All of the material below is to be restated word for word, apart from the pictures.
>> start
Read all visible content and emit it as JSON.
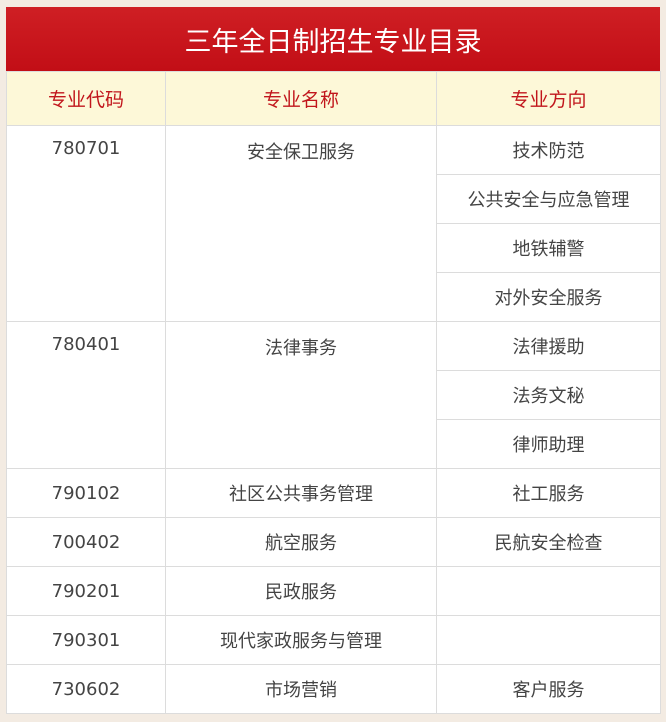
{
  "title": "三年全日制招生专业目录",
  "headers": [
    "专业代码",
    "专业名称",
    "专业方向"
  ],
  "majors": [
    {
      "code": "780701",
      "name": "安全保卫服务",
      "directions": [
        "技术防范",
        "公共安全与应急管理",
        "地铁辅警",
        "对外安全服务"
      ]
    },
    {
      "code": "780401",
      "name": "法律事务",
      "directions": [
        "法律援助",
        "法务文秘",
        "律师助理"
      ]
    },
    {
      "code": "790102",
      "name": "社区公共事务管理",
      "directions": [
        "社工服务"
      ]
    },
    {
      "code": "700402",
      "name": "航空服务",
      "directions": [
        "民航安全检查"
      ]
    },
    {
      "code": "790201",
      "name": "民政服务",
      "directions": [
        ""
      ]
    },
    {
      "code": "790301",
      "name": "现代家政服务与管理",
      "directions": [
        ""
      ]
    },
    {
      "code": "730602",
      "name": "市场营销",
      "directions": [
        "客户服务"
      ]
    }
  ],
  "colors": {
    "title_bg": "#c20e16",
    "header_bg": "#fdf8d8",
    "header_text": "#c1161c"
  }
}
>> end
OUTPUT OF THE TASK |
Read all visible content and emit it as JSON.
{
  "title": "三年全日制招生专业目录",
  "headers": [
    "专业代码",
    "专业名称",
    "专业方向"
  ],
  "majors": [
    {
      "code": "780701",
      "name": "安全保卫服务",
      "directions": [
        "技术防范",
        "公共安全与应急管理",
        "地铁辅警",
        "对外安全服务"
      ]
    },
    {
      "code": "780401",
      "name": "法律事务",
      "directions": [
        "法律援助",
        "法务文秘",
        "律师助理"
      ]
    },
    {
      "code": "790102",
      "name": "社区公共事务管理",
      "directions": [
        "社工服务"
      ]
    },
    {
      "code": "700402",
      "name": "航空服务",
      "directions": [
        "民航安全检查"
      ]
    },
    {
      "code": "790201",
      "name": "民政服务",
      "directions": [
        ""
      ]
    },
    {
      "code": "790301",
      "name": "现代家政服务与管理",
      "directions": [
        ""
      ]
    },
    {
      "code": "730602",
      "name": "市场营销",
      "directions": [
        "客户服务"
      ]
    }
  ],
  "colors": {
    "title_bg": "#c20e16",
    "header_bg": "#fdf8d8",
    "header_text": "#c1161c"
  }
}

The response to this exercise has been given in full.